**INSTRUCTIONS TO FOLLOW**
For the entries below, how many lines include the word "Siswa"? Give the figure and nothing more.

**MATERIAL**
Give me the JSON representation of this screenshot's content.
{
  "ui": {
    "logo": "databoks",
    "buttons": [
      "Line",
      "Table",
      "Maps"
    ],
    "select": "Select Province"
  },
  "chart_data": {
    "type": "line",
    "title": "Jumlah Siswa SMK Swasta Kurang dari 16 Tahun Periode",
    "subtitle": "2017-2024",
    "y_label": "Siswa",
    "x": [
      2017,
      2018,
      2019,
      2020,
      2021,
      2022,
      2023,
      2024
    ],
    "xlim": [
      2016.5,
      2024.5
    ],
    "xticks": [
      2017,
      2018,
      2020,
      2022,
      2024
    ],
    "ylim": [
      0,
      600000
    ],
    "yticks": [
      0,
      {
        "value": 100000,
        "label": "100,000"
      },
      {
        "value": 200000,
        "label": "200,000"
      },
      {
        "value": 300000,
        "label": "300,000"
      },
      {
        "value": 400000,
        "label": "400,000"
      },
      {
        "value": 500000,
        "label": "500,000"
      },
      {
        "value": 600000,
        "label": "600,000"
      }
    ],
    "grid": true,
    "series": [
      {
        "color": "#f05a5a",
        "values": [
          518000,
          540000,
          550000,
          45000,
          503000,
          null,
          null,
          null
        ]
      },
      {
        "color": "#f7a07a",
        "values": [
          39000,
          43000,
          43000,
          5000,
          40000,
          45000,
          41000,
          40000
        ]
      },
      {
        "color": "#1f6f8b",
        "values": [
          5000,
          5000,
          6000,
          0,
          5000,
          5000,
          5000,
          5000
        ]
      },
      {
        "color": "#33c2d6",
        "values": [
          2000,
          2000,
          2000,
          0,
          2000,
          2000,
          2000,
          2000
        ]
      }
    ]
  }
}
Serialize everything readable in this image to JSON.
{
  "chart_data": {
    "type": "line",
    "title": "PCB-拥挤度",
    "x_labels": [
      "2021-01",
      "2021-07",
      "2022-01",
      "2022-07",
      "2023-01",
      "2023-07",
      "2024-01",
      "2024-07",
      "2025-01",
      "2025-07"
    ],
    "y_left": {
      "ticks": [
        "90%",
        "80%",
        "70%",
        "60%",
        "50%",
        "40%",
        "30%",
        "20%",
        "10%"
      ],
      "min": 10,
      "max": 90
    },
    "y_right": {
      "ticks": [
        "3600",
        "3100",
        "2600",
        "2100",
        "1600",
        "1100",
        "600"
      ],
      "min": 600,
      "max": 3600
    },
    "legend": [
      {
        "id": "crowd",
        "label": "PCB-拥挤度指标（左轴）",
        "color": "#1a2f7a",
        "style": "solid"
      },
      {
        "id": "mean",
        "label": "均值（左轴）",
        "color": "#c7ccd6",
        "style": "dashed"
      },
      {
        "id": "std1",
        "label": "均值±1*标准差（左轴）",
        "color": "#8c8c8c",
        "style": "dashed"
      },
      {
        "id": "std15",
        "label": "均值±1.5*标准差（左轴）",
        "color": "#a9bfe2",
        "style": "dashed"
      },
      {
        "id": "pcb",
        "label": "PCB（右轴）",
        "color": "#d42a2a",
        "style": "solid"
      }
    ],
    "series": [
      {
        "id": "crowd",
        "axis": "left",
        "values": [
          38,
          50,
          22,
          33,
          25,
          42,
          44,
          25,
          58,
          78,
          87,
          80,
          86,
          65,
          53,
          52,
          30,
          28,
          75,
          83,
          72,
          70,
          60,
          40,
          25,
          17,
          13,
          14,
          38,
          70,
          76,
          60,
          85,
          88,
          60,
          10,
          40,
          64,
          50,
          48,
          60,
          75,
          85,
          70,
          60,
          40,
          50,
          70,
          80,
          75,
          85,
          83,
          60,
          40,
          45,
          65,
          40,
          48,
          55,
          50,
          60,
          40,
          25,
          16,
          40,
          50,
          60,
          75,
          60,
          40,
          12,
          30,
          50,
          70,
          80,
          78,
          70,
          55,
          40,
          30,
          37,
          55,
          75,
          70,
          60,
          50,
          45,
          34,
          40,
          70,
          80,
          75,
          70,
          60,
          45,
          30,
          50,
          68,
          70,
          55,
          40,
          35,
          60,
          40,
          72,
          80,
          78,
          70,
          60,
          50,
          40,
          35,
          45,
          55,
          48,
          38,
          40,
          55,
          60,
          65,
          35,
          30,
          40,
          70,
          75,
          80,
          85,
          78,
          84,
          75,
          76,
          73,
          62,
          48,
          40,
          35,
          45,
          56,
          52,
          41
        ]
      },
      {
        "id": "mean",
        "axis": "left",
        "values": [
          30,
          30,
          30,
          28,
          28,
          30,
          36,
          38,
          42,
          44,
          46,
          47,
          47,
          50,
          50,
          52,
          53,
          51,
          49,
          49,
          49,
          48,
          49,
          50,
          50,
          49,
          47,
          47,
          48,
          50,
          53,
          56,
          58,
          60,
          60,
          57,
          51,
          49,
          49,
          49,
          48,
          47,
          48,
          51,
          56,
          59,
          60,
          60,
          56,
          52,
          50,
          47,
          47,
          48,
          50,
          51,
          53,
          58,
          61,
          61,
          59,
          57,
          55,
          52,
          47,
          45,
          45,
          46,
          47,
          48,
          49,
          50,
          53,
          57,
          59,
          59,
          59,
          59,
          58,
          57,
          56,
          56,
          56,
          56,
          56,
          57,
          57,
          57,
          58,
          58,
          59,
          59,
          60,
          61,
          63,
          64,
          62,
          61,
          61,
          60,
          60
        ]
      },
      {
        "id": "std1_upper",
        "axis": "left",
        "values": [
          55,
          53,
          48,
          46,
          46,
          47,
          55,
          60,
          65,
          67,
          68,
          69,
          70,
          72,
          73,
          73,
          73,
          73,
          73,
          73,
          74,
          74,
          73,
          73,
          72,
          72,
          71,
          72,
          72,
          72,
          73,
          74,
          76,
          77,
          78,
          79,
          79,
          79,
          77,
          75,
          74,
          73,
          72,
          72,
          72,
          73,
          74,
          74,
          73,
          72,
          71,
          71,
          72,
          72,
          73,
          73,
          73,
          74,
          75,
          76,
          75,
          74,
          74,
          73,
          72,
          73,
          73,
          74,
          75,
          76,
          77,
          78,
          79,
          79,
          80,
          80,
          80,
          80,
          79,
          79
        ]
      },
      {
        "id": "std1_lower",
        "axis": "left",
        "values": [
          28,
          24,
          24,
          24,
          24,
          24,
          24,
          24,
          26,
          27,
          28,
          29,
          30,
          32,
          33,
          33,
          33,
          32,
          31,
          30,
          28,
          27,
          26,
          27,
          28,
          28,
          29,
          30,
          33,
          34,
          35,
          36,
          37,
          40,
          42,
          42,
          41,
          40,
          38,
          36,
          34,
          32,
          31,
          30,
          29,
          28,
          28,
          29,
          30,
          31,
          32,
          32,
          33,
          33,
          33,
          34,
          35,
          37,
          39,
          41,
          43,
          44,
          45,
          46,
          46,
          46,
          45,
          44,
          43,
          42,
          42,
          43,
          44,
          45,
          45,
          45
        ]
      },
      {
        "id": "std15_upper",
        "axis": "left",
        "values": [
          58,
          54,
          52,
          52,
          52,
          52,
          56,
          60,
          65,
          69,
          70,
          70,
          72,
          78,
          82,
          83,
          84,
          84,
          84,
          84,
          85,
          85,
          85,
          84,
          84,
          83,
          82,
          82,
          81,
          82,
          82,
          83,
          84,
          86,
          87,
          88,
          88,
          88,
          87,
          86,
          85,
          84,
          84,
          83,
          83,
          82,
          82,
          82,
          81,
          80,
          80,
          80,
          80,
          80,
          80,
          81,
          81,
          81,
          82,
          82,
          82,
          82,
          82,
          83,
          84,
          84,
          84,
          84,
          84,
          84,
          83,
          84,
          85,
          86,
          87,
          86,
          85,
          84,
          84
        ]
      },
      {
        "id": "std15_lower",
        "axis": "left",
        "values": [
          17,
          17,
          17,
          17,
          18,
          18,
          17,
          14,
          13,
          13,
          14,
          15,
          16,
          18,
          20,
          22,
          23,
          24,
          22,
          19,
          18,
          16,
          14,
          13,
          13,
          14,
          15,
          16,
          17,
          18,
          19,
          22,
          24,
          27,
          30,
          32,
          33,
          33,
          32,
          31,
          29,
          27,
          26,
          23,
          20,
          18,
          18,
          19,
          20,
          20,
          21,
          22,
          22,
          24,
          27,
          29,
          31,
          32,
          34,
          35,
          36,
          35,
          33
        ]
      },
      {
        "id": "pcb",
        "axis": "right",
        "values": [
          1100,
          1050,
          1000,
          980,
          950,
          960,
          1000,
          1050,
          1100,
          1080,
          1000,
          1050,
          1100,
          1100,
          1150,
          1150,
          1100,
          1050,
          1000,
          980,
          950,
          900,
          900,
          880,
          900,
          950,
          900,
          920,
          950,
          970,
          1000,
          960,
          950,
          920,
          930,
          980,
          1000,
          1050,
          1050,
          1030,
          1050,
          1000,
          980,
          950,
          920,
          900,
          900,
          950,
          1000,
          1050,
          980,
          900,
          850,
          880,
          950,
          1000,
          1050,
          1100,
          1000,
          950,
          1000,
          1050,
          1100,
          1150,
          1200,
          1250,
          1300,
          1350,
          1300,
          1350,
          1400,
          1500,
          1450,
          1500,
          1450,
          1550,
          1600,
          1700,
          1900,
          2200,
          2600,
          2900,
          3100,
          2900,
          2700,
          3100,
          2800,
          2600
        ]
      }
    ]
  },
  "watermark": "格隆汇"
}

**RESULT FOR THIS EXERCISE**
2